• **TASK REQUIREMENTS**
Return each line of the records below in which the string "enhälligt" turns up.

● ● ● ● ●

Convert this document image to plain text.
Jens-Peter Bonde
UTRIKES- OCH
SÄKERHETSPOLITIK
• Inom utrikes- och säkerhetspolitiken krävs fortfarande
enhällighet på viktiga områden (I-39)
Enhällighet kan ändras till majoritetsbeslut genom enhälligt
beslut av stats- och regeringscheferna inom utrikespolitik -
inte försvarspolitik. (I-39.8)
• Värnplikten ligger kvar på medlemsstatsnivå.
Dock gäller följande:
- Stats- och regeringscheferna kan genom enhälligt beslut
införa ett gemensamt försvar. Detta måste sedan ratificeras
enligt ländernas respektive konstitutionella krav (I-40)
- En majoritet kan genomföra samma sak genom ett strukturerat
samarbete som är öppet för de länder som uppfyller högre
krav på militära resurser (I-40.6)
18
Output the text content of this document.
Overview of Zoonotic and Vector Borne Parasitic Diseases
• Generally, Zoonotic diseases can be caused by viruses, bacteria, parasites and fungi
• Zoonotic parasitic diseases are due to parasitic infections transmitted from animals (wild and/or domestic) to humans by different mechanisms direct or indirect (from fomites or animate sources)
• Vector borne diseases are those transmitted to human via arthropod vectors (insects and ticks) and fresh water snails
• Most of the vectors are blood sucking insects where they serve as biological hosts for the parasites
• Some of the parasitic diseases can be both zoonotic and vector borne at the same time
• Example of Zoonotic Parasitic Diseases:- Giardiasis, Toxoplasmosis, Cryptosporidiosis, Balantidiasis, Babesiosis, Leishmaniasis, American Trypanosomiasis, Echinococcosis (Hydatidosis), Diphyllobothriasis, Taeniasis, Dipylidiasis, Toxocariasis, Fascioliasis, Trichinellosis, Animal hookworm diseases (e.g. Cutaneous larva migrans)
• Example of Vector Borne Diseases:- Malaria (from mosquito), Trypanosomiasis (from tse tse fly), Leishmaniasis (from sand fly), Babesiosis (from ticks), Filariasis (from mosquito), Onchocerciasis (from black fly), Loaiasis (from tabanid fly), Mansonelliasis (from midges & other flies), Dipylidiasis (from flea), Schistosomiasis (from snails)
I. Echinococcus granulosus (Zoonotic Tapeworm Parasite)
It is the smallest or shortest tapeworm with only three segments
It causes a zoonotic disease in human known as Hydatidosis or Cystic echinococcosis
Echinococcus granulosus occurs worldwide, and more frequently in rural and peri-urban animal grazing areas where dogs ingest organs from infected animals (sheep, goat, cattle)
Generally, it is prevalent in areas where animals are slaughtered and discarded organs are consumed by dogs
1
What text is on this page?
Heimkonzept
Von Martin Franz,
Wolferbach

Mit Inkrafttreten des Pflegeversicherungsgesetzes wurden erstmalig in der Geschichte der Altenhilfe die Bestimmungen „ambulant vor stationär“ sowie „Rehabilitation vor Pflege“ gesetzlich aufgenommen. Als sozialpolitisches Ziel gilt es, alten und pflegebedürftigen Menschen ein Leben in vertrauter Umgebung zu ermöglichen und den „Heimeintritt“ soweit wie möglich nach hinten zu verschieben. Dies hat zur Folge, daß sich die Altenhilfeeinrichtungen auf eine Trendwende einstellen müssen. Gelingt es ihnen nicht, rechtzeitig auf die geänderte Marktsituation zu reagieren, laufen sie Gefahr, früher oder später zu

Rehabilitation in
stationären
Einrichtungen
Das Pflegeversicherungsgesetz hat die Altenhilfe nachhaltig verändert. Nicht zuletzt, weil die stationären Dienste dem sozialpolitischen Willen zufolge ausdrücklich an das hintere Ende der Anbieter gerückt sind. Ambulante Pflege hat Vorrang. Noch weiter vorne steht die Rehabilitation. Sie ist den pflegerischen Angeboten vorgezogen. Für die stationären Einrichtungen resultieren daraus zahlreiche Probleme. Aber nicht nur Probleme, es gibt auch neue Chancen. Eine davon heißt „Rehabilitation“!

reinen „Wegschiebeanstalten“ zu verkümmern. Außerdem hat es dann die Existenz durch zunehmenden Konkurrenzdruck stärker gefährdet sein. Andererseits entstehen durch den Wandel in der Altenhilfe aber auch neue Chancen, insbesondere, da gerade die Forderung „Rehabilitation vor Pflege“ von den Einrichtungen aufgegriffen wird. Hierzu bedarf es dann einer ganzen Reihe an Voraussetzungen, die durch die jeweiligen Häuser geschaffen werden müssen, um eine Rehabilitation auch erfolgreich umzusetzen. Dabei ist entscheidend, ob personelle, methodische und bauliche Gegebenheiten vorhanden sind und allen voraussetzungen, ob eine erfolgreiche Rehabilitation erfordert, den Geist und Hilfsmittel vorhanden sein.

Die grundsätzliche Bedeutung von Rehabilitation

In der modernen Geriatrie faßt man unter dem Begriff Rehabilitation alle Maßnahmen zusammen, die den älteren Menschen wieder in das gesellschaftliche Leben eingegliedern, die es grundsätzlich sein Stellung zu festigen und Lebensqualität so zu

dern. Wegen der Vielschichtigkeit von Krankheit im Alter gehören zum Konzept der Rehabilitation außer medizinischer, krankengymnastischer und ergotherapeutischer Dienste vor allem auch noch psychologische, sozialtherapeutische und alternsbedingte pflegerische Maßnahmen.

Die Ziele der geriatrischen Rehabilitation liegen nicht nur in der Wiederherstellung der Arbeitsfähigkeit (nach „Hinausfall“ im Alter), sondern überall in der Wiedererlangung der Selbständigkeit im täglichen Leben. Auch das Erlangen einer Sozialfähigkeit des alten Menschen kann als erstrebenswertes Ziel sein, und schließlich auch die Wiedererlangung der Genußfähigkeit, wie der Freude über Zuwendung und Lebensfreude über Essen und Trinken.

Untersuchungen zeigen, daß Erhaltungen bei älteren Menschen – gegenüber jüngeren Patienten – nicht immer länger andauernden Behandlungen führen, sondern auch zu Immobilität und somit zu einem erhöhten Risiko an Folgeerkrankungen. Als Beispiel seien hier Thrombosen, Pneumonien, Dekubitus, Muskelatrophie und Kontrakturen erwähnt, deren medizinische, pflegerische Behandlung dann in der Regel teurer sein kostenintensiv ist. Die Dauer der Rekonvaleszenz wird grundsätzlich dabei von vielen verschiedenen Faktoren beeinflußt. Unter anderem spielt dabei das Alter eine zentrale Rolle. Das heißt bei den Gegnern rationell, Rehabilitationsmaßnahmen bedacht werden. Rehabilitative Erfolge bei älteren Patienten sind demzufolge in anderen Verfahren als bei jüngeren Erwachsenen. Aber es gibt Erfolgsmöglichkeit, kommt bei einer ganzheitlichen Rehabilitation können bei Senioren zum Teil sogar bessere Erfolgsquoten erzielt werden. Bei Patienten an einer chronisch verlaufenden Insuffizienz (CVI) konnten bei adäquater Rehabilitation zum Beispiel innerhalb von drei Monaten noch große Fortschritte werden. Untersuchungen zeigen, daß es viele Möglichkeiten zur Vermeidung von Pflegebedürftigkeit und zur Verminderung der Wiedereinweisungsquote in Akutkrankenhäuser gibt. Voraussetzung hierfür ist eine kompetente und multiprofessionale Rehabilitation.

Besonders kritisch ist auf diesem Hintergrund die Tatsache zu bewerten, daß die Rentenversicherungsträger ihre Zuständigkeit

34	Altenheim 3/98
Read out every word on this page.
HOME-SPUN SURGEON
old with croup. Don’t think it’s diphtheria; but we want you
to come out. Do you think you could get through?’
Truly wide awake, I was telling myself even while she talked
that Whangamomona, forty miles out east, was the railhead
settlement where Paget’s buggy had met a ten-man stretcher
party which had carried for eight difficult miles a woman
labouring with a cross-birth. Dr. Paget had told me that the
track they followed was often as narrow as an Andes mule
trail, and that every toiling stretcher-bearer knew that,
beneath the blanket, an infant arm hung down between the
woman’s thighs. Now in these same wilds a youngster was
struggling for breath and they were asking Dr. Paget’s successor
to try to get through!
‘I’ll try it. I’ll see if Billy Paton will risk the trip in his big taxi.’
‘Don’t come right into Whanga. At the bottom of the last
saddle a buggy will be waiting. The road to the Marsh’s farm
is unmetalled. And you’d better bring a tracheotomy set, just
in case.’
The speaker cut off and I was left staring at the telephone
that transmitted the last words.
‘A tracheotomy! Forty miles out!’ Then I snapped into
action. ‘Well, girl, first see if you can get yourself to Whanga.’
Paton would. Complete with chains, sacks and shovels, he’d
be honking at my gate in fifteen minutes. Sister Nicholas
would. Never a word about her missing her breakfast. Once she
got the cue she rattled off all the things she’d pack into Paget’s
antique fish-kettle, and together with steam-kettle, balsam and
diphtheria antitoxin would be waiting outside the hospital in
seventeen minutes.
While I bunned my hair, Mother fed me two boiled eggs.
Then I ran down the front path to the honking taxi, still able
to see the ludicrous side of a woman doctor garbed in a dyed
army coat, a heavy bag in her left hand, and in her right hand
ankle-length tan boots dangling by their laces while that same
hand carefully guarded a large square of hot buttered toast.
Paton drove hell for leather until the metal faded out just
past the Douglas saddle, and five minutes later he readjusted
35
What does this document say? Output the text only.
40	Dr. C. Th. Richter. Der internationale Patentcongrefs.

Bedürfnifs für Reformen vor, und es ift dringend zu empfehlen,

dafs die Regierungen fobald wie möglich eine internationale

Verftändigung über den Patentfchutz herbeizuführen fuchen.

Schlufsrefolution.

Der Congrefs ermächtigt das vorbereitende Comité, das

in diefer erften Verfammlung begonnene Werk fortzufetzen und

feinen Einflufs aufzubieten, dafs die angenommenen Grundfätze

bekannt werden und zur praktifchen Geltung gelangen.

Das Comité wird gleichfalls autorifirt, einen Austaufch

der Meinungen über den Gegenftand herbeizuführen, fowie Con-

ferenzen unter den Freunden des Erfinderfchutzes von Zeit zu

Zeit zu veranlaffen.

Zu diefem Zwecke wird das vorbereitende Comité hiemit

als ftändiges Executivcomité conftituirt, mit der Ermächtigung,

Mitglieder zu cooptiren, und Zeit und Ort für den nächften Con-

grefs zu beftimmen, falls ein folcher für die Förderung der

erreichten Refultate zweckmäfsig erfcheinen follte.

● ● ● ● ●

• **RESPONSE AREA**
Enhällighet kan ändras till majoritetsbeslut genom enhälligt
- Stats- och regeringscheferna kan genom enhälligt beslut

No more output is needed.